◆ STORED ROWS ◆
----

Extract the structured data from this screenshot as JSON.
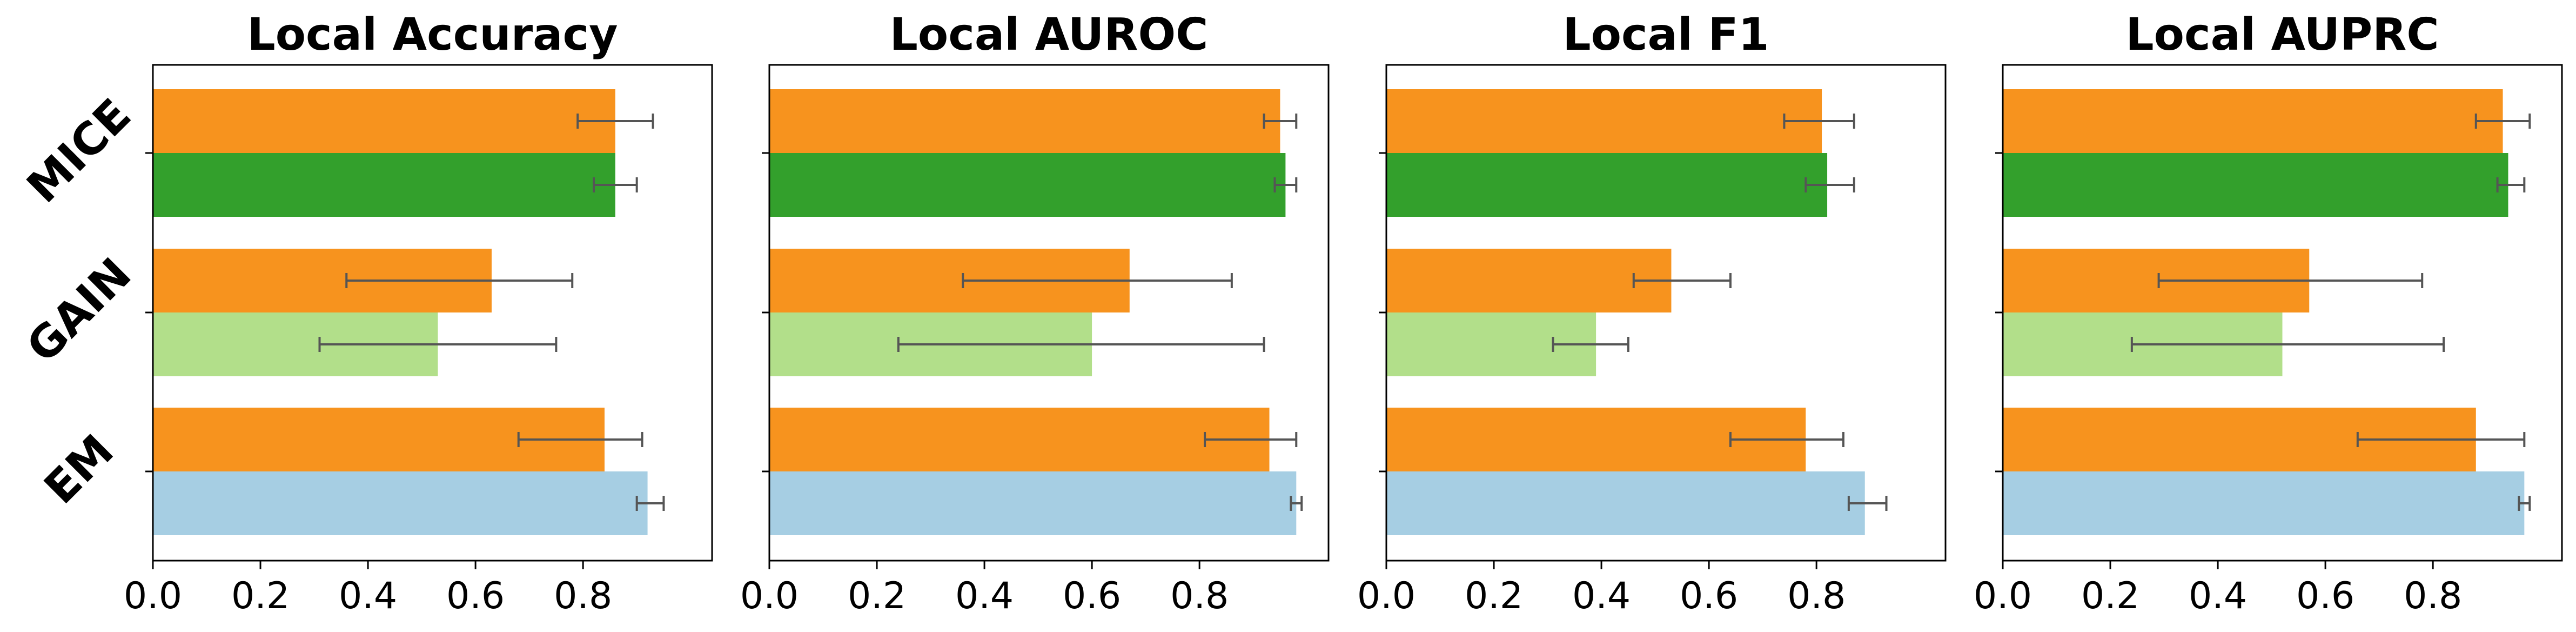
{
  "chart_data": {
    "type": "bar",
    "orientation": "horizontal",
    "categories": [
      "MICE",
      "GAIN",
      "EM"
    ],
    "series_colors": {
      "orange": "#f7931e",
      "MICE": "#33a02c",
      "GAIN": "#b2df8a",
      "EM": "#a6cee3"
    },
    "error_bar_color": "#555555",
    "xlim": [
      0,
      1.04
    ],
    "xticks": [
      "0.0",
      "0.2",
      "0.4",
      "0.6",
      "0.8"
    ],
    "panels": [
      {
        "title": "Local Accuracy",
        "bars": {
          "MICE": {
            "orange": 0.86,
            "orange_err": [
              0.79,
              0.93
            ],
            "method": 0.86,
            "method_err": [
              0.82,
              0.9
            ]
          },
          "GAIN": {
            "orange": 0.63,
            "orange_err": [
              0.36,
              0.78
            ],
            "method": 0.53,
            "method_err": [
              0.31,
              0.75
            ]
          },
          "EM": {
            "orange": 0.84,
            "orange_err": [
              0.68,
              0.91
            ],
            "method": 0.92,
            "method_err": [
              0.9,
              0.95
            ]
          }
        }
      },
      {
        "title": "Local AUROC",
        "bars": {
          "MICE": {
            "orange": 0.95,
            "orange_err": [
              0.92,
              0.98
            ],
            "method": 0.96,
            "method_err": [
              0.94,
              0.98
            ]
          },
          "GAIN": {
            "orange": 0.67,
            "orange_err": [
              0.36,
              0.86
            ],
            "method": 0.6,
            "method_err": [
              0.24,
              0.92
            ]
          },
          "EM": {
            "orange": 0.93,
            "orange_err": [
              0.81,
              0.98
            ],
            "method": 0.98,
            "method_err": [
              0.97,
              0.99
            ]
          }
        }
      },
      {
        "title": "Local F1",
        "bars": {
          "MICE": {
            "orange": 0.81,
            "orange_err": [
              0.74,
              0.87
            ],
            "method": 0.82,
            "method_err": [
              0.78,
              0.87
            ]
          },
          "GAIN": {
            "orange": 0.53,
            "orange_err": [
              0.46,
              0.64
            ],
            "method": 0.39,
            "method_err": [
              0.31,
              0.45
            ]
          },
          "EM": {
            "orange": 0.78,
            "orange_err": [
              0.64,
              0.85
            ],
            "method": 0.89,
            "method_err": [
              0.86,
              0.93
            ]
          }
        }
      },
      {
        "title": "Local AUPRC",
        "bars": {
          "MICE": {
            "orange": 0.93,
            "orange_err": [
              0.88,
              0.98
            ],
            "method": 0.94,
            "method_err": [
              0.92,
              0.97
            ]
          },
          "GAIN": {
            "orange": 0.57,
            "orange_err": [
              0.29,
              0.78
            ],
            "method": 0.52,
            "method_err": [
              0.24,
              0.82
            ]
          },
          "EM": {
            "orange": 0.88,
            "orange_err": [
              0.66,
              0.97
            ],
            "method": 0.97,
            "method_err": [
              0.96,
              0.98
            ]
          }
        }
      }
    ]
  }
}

----

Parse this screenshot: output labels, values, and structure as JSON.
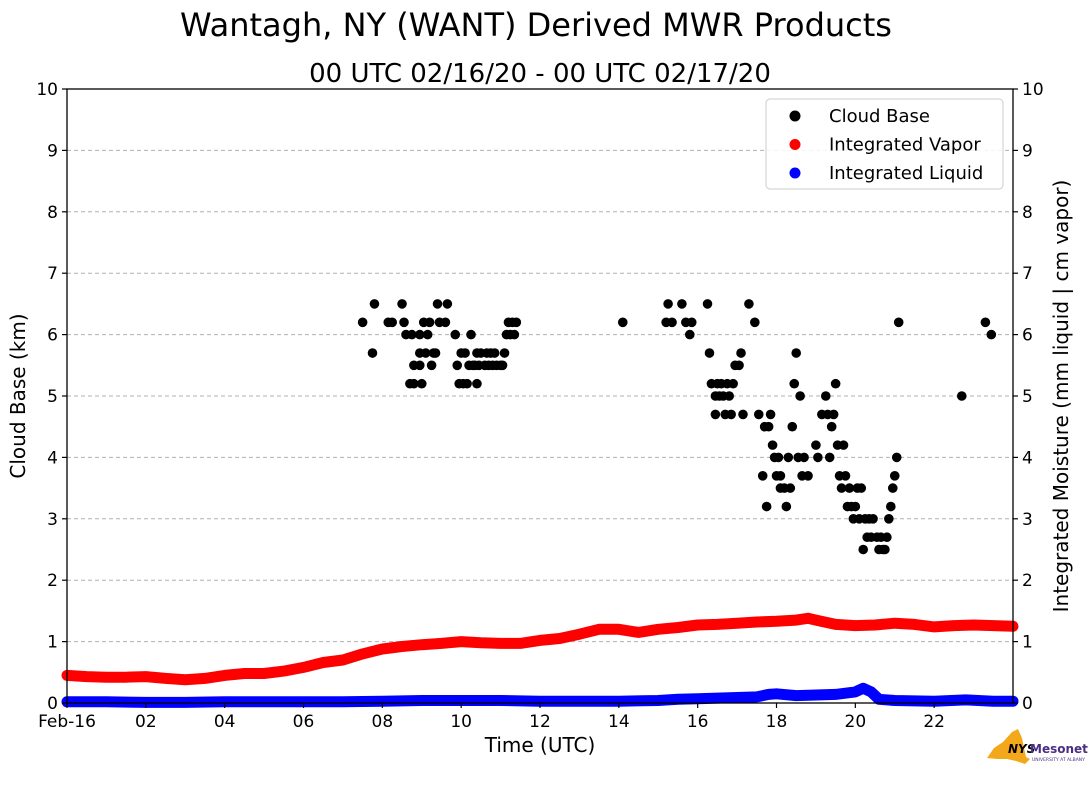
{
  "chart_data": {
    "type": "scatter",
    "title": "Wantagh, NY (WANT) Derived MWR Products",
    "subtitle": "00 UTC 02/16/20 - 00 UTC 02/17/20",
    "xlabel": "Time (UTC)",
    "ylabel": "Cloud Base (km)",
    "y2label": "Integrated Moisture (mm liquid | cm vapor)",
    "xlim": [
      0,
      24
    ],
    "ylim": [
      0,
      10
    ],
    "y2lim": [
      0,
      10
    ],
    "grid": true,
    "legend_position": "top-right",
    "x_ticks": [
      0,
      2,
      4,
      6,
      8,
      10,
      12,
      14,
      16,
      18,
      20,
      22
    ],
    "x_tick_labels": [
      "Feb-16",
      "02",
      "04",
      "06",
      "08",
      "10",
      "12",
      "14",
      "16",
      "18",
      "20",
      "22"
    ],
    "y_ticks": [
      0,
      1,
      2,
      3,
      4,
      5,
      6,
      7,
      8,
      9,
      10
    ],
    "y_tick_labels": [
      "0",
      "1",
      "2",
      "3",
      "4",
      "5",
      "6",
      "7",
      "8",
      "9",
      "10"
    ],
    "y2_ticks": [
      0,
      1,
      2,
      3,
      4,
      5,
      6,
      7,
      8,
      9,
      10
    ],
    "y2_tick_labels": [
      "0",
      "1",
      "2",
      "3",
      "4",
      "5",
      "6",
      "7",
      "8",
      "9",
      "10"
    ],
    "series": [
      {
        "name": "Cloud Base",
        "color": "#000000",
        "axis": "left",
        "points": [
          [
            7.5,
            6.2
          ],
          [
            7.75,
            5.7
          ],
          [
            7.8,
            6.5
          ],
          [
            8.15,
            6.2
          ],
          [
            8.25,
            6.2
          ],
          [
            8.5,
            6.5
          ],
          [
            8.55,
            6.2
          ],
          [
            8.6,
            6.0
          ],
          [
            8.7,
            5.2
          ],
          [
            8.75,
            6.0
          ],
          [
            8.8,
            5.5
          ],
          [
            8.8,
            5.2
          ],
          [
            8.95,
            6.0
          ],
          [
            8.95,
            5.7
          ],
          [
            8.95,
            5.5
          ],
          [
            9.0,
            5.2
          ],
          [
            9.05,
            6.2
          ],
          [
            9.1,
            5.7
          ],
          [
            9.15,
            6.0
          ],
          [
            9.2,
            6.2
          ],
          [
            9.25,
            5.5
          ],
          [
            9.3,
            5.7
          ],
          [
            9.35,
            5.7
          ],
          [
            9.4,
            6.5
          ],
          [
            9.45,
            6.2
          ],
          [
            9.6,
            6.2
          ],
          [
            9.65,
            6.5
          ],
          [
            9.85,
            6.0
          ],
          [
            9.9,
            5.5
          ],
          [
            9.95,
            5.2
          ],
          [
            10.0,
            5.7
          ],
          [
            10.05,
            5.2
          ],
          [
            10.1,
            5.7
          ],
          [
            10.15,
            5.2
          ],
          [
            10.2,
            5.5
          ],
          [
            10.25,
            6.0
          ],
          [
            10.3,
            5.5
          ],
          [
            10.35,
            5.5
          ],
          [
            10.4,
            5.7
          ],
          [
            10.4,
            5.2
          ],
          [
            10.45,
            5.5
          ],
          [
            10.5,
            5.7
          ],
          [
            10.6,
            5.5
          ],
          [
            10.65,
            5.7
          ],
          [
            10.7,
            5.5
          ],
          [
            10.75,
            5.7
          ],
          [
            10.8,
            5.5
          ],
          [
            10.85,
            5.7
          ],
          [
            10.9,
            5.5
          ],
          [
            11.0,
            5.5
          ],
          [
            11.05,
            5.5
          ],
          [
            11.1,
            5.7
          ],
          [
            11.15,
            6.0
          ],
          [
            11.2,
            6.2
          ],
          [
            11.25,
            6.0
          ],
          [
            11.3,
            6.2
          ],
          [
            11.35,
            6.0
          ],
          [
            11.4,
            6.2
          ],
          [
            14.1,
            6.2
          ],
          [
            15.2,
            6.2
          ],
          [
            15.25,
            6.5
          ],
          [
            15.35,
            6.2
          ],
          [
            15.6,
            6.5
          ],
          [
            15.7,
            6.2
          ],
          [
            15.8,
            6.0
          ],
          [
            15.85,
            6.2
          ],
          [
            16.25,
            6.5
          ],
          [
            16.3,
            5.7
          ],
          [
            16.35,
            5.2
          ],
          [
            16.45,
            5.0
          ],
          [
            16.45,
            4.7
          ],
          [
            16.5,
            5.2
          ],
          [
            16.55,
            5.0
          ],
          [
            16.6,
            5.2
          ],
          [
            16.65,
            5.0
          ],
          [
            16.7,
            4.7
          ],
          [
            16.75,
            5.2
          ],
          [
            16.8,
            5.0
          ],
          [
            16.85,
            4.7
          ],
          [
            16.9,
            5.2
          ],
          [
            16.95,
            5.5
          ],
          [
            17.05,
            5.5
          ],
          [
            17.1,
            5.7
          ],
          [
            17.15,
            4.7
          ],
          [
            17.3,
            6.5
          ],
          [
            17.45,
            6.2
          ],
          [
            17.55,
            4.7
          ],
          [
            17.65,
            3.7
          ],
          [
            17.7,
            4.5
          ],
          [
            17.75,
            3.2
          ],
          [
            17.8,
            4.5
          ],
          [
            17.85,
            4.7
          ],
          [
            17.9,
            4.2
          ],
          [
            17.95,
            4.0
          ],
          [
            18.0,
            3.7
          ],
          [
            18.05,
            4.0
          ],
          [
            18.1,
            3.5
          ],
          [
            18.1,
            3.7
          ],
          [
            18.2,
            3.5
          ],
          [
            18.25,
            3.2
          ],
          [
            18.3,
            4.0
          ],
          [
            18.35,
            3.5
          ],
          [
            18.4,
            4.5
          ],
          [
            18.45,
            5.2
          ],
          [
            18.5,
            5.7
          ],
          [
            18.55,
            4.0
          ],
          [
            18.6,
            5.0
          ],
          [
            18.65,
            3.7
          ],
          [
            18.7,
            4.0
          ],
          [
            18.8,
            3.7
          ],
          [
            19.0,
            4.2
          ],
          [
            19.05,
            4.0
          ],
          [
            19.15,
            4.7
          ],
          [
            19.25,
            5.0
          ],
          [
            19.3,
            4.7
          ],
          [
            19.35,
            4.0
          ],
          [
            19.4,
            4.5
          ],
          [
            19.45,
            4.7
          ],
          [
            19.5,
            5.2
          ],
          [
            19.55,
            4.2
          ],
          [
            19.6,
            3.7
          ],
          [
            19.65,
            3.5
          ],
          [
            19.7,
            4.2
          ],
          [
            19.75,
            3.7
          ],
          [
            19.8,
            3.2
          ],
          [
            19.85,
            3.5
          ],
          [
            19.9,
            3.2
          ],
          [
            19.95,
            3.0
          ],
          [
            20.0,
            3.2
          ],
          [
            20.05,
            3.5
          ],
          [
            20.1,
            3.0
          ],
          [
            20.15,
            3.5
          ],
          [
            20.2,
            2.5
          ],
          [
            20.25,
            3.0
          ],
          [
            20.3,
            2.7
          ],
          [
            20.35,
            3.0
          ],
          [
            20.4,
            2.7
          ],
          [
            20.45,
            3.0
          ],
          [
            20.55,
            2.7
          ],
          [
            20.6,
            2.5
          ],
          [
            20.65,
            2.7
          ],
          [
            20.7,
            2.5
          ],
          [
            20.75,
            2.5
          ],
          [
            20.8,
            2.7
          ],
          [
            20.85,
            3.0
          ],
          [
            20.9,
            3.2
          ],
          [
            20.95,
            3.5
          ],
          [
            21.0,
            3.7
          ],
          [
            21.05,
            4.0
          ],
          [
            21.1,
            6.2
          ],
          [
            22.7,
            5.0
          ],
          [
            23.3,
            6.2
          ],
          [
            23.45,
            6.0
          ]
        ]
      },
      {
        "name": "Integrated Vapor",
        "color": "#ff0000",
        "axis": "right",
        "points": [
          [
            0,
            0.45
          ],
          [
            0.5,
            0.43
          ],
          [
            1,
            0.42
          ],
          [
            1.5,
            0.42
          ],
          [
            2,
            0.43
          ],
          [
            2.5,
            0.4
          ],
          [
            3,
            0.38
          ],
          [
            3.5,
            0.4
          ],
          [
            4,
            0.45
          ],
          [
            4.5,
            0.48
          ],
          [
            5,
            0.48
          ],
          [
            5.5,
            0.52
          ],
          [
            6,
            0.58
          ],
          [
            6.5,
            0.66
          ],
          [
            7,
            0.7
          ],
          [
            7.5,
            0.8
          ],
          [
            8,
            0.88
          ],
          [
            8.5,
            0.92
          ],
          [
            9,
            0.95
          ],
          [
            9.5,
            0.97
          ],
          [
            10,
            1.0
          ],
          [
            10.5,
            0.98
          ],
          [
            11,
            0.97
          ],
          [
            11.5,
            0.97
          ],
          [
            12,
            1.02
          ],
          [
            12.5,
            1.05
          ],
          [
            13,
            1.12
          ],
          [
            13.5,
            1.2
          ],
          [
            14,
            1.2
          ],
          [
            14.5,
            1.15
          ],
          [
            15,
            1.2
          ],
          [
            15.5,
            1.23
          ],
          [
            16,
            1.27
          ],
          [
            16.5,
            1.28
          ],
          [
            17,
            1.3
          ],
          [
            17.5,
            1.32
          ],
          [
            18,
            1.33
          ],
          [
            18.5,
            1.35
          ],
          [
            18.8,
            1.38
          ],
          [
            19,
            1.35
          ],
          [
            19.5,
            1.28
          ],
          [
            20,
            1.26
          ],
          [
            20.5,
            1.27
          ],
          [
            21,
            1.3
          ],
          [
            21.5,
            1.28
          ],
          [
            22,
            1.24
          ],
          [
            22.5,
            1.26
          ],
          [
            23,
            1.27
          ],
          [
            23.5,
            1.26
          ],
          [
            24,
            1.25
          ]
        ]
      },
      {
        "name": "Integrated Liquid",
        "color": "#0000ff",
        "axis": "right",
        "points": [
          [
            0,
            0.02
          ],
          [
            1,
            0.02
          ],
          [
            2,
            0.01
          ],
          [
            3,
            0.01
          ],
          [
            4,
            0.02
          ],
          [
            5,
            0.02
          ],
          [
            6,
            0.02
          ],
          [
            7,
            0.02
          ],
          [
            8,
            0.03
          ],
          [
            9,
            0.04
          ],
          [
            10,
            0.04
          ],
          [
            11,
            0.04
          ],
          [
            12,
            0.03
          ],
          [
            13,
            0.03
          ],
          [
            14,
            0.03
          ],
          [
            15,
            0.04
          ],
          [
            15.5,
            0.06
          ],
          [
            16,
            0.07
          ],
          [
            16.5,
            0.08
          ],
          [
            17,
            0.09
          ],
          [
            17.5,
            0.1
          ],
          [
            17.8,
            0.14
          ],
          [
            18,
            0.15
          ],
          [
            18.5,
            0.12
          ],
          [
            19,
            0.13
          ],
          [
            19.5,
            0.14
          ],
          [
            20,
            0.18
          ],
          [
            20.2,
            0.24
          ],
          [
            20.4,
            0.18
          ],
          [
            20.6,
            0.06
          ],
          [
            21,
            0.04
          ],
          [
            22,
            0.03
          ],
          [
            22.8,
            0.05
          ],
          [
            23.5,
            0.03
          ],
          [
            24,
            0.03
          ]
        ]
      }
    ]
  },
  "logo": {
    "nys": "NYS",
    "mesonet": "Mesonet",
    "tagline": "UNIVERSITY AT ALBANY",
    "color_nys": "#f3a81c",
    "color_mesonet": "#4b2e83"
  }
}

----

◆ TASK STATEMENT ◆
Out of the material above, gather each line where "JSON" appears.

◆ ANSWER IN FULL ◆
Extract the structured data from this screenshot as JSON.
Parse this screenshot: output labels, values, and structure as JSON.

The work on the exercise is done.